→ **Task to carry out**: Look through the data below. Pick out the lines holding the string "title".

→ **Data section**:
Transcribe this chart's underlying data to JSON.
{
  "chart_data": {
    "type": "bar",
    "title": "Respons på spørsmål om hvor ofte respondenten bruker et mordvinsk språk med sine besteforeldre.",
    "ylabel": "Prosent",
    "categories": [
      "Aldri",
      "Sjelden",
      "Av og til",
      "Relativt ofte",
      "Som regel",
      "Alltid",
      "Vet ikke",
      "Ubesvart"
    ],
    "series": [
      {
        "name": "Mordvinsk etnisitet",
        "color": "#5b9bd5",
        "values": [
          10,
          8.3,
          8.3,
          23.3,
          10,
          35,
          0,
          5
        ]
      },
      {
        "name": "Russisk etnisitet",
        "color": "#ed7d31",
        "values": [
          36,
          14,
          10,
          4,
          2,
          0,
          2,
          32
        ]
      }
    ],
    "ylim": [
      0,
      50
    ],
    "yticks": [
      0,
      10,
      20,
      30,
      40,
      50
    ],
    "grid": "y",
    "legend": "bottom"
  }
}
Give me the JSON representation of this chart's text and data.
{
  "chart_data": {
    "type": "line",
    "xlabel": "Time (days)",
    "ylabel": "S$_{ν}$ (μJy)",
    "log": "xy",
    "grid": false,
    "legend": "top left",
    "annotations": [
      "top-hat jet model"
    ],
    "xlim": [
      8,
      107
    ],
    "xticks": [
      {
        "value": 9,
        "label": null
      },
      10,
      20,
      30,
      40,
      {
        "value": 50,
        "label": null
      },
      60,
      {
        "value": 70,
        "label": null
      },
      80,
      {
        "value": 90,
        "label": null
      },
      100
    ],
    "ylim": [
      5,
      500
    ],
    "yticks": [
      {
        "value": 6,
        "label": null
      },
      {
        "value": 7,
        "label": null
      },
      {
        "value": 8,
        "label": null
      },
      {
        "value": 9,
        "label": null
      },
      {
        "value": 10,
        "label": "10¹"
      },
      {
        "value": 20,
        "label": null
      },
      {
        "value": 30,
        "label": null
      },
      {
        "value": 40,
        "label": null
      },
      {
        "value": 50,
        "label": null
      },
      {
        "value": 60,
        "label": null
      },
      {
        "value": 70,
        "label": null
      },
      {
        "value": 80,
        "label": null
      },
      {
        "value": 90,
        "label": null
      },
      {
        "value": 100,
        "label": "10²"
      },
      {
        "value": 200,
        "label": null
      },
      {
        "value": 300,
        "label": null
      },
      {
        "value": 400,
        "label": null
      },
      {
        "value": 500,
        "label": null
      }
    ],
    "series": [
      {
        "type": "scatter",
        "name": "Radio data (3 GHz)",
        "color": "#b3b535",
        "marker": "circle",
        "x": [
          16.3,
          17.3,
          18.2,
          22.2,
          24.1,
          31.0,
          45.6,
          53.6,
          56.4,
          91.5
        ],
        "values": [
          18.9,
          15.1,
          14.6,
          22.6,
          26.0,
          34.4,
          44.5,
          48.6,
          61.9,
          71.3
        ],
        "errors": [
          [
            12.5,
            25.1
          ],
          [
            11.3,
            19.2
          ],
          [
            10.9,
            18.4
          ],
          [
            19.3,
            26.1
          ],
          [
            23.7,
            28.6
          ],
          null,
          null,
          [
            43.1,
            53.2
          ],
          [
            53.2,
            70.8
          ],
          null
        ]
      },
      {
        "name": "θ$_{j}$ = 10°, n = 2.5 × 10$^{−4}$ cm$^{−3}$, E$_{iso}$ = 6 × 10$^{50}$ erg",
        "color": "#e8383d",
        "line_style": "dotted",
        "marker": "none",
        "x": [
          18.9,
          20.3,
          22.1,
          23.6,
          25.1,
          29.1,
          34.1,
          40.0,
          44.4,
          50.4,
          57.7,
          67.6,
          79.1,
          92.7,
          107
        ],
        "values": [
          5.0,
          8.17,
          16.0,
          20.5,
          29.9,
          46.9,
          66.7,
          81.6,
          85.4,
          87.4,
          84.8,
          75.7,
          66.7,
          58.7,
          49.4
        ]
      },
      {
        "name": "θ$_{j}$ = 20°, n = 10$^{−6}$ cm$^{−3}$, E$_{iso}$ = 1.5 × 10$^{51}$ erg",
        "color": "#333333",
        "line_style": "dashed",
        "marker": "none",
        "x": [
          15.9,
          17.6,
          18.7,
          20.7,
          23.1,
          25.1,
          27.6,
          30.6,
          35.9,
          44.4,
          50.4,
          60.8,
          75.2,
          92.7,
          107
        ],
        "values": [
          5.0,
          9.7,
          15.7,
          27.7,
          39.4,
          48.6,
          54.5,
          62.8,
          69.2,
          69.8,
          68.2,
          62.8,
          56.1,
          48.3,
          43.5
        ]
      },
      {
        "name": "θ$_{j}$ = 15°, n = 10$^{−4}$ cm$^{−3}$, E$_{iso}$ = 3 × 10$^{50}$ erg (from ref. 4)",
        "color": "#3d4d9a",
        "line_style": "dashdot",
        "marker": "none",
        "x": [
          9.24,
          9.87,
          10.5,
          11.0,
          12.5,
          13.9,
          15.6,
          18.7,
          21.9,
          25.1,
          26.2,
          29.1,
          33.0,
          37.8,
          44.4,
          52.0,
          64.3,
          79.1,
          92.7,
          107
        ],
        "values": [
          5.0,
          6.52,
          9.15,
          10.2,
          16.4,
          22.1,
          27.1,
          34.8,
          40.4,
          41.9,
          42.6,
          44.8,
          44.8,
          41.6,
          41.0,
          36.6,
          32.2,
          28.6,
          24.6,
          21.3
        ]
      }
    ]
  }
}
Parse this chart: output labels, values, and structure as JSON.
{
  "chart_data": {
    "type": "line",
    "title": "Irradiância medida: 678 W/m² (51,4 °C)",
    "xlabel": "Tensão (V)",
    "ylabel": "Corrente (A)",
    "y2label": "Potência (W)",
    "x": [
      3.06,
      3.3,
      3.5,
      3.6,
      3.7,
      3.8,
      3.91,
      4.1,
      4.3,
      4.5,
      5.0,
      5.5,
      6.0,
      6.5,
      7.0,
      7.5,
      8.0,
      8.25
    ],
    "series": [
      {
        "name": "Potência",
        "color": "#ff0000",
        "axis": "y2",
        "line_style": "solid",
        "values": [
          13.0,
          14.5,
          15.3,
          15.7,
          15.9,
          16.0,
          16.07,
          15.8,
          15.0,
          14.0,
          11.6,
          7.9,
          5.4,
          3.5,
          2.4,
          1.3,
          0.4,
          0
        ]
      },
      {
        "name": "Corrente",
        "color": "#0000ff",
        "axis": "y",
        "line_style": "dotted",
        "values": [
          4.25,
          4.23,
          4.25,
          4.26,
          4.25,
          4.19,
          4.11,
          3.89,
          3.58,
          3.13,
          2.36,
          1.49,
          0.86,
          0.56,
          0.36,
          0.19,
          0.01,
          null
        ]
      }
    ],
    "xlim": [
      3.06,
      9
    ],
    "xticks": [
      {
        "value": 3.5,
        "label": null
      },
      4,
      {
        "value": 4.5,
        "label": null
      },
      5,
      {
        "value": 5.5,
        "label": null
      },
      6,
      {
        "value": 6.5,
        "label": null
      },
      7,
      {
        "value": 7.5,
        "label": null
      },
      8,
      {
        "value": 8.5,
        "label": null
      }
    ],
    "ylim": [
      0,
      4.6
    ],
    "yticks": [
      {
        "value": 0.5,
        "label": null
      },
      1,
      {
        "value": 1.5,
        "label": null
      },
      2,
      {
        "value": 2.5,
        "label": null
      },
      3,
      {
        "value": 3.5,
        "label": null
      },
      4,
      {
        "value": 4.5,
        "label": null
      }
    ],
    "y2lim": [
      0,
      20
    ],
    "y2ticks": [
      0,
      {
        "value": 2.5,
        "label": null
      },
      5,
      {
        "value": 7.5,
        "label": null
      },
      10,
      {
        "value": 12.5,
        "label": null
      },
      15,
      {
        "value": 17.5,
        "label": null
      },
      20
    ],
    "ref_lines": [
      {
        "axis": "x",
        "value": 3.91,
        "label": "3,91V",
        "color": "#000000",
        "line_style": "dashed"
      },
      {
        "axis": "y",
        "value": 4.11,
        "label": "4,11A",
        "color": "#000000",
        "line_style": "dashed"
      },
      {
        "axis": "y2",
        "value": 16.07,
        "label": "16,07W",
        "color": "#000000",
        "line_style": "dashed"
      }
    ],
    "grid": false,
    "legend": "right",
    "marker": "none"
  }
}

→ **Result**:
    "title": "Respons på spørsmål om hvor ofte respondenten bruker et mordvinsk språk med sine besteforeldre.",
    "title": "Irradiância medida: 678 W/m² (51,4 °C)",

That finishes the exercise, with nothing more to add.